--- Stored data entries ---

○ ○ ○

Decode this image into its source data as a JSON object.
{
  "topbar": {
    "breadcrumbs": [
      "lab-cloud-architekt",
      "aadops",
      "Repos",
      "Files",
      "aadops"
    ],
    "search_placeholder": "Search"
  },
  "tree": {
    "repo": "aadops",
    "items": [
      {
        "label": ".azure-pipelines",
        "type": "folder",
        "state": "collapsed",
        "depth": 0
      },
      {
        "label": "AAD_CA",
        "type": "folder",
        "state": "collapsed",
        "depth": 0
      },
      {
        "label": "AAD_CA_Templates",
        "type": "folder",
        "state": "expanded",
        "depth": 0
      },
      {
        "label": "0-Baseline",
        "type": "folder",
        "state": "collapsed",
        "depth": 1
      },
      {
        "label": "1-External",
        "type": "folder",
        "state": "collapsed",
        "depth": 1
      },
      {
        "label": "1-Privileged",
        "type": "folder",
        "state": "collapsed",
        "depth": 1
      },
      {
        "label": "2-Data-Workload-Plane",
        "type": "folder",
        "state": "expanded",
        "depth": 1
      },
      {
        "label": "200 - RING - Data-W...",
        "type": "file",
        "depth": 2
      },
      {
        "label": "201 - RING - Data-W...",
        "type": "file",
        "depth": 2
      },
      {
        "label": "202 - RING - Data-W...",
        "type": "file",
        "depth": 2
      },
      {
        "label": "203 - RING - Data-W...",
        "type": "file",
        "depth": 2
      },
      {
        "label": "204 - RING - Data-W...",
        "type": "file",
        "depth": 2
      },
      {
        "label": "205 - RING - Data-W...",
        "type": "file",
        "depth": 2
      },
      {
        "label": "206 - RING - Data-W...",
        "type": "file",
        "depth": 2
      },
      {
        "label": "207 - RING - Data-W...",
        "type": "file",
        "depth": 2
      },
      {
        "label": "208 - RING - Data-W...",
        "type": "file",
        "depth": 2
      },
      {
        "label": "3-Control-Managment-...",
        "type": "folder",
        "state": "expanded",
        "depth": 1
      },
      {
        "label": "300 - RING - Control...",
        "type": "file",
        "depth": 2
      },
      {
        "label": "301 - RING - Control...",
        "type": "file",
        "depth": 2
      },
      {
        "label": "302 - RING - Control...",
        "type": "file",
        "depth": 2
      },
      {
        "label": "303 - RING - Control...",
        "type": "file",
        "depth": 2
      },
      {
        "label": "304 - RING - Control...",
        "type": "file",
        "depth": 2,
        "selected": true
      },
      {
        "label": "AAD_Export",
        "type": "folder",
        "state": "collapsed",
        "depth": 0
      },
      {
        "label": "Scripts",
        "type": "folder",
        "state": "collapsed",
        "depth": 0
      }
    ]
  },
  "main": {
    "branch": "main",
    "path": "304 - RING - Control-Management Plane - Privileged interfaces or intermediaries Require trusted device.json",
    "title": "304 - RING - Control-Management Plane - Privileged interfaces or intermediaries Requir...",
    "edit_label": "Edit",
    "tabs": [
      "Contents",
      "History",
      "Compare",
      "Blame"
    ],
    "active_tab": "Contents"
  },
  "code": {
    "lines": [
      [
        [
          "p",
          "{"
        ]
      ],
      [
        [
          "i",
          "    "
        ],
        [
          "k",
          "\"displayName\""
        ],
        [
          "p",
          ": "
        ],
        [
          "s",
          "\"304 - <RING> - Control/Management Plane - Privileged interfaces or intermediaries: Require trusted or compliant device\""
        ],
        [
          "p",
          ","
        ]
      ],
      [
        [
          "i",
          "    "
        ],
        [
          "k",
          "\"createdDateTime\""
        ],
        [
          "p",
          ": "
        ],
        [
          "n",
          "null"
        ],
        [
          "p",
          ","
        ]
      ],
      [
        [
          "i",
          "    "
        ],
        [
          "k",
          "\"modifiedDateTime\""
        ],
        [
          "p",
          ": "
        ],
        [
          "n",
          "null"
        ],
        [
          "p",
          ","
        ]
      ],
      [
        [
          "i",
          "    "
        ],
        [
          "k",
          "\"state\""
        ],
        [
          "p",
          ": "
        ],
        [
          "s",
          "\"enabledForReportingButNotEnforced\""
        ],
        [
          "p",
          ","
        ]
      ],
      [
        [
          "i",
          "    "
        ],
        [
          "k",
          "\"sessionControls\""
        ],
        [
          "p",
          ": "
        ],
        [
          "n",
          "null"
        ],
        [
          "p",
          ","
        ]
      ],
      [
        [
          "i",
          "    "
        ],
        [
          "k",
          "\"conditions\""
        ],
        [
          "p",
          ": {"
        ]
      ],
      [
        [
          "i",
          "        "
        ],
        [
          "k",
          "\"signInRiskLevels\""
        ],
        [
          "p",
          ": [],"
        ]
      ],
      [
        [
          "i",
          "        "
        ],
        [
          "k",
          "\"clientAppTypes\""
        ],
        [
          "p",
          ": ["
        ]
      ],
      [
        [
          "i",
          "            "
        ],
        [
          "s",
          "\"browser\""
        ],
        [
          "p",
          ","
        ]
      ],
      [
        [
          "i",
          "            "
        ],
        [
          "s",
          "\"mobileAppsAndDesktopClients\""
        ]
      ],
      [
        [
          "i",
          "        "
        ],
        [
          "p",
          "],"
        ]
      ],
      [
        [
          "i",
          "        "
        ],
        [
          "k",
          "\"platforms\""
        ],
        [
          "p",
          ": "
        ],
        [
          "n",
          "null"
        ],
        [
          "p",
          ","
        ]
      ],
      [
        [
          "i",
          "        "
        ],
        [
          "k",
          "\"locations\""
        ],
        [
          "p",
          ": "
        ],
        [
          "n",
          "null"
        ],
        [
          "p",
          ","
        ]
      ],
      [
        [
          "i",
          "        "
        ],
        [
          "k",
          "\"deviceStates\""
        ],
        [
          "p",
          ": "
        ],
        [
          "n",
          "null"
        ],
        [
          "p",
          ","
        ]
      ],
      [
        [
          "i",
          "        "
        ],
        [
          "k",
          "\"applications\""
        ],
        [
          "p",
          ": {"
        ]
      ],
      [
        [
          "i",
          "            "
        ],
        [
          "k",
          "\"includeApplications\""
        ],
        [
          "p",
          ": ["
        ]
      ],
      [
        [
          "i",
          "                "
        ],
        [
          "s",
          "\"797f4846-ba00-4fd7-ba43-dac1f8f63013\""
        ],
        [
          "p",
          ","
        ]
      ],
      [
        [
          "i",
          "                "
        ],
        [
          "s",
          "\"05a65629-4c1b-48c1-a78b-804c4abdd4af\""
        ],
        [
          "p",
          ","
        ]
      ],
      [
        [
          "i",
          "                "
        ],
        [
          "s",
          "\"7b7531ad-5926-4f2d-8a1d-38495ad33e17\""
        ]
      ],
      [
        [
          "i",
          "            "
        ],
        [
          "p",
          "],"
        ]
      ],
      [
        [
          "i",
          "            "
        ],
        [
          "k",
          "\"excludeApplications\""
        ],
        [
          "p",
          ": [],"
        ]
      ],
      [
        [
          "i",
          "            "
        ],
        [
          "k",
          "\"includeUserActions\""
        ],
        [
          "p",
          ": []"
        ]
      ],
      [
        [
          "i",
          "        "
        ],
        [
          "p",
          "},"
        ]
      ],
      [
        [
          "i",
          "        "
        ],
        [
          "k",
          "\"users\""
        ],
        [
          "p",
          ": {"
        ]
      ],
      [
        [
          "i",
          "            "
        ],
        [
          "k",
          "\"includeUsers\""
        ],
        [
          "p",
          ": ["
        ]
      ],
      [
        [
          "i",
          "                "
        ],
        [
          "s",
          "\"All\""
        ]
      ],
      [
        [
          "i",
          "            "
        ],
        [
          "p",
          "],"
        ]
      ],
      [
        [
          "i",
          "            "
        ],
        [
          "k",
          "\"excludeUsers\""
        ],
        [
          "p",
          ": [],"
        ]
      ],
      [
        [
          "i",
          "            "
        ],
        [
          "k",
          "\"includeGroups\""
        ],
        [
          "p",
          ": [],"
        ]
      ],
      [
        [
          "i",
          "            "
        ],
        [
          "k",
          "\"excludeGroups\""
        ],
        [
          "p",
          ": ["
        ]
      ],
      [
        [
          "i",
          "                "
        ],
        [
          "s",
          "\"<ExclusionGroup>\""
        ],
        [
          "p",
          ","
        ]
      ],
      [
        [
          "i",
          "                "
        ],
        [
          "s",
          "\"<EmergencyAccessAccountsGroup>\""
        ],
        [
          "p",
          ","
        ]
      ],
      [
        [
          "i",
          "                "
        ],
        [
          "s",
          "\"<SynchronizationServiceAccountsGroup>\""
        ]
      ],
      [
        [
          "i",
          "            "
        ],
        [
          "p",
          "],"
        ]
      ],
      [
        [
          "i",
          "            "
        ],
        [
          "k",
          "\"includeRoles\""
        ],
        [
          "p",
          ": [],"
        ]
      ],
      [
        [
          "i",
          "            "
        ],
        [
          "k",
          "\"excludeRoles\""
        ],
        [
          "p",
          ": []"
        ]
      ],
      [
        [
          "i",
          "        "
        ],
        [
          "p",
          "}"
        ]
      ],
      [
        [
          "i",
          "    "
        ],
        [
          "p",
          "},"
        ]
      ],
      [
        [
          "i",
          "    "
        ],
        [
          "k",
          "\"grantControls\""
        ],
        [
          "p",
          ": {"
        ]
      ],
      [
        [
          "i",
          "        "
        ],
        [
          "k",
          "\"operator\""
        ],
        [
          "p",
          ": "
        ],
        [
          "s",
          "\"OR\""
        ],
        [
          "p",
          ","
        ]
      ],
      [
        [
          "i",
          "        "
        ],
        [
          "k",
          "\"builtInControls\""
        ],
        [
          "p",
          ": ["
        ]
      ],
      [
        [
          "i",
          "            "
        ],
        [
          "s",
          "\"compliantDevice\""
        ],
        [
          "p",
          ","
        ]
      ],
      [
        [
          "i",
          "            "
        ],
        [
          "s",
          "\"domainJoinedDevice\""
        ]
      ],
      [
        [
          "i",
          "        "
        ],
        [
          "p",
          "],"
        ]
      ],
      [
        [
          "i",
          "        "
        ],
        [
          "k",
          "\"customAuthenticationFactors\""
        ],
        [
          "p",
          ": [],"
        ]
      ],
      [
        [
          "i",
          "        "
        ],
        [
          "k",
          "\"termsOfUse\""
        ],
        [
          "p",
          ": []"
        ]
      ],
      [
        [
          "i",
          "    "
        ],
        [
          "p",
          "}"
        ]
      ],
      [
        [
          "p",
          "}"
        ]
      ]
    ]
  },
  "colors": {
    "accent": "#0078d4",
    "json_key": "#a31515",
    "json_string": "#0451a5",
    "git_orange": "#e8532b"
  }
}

○ ○ ○

Whichever lines contain the string "trusted", select and copy them.

--- Final answer ---
    "path": "304 - RING - Control-Management Plane - Privileged interfaces or intermediaries Require trusted device.json",
          "\"304 - <RING> - Control/Management Plane - Privileged interfaces or intermediaries: Require trusted or compliant device\""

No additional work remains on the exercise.